- [Work to be completed] Reproduce the listing below in its entirety. Change nothing.

- [The data]
────────────────

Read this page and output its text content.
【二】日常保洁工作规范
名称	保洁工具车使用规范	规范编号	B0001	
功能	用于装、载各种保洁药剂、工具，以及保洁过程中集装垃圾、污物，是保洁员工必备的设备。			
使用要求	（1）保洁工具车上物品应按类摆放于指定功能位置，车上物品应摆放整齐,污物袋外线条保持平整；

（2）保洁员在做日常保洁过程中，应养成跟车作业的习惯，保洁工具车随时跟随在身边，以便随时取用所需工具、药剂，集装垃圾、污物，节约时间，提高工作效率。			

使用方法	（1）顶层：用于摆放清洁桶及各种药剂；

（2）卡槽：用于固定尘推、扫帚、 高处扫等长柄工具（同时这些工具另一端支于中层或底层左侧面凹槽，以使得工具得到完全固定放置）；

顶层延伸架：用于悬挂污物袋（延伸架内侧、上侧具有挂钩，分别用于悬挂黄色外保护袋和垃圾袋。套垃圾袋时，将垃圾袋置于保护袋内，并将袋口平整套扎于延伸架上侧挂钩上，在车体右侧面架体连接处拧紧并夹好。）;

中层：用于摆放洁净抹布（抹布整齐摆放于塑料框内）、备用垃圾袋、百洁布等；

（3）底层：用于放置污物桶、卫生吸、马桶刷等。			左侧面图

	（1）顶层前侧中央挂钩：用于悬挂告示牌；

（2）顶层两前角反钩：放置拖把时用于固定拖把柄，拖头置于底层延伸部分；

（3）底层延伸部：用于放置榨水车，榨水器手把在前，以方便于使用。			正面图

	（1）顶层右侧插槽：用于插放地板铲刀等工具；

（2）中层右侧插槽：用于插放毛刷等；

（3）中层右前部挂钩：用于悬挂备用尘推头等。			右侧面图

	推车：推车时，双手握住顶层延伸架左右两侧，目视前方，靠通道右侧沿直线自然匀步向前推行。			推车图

────────────────

- [Problem solution]
Read this page and output its text content.
【二】日常保洁工作规范
名称	保洁工具车使用规范	规范编号	B0001	
功能	用于装、载各种保洁药剂、工具，以及保洁过程中集装垃圾、污物，是保洁员工必备的设备。			
使用要求	（1）保洁工具车上物品应按类摆放于指定功能位置，车上物品应摆放整齐,污物袋外线条保持平整；

（2）保洁员在做日常保洁过程中，应养成跟车作业的习惯，保洁工具车随时跟随在身边，以便随时取用所需工具、药剂，集装垃圾、污物，节约时间，提高工作效率。			

使用方法	（1）顶层：用于摆放清洁桶及各种药剂；

（2）卡槽：用于固定尘推、扫帚、 高处扫等长柄工具（同时这些工具另一端支于中层或底层左侧面凹槽，以使得工具得到完全固定放置）；

顶层延伸架：用于悬挂污物袋（延伸架内侧、上侧具有挂钩，分别用于悬挂黄色外保护袋和垃圾袋。套垃圾袋时，将垃圾袋置于保护袋内，并将袋口平整套扎于延伸架上侧挂钩上，在车体右侧面架体连接处拧紧并夹好。）;

中层：用于摆放洁净抹布（抹布整齐摆放于塑料框内）、备用垃圾袋、百洁布等；

（3）底层：用于放置污物桶、卫生吸、马桶刷等。			左侧面图

	（1）顶层前侧中央挂钩：用于悬挂告示牌；

（2）顶层两前角反钩：放置拖把时用于固定拖把柄，拖头置于底层延伸部分；

（3）底层延伸部：用于放置榨水车，榨水器手把在前，以方便于使用。			正面图

	（1）顶层右侧插槽：用于插放地板铲刀等工具；

（2）中层右侧插槽：用于插放毛刷等；

（3）中层右前部挂钩：用于悬挂备用尘推头等。			右侧面图

	推车：推车时，双手握住顶层延伸架左右两侧，目视前方，靠通道右侧沿直线自然匀步向前推行。			推车图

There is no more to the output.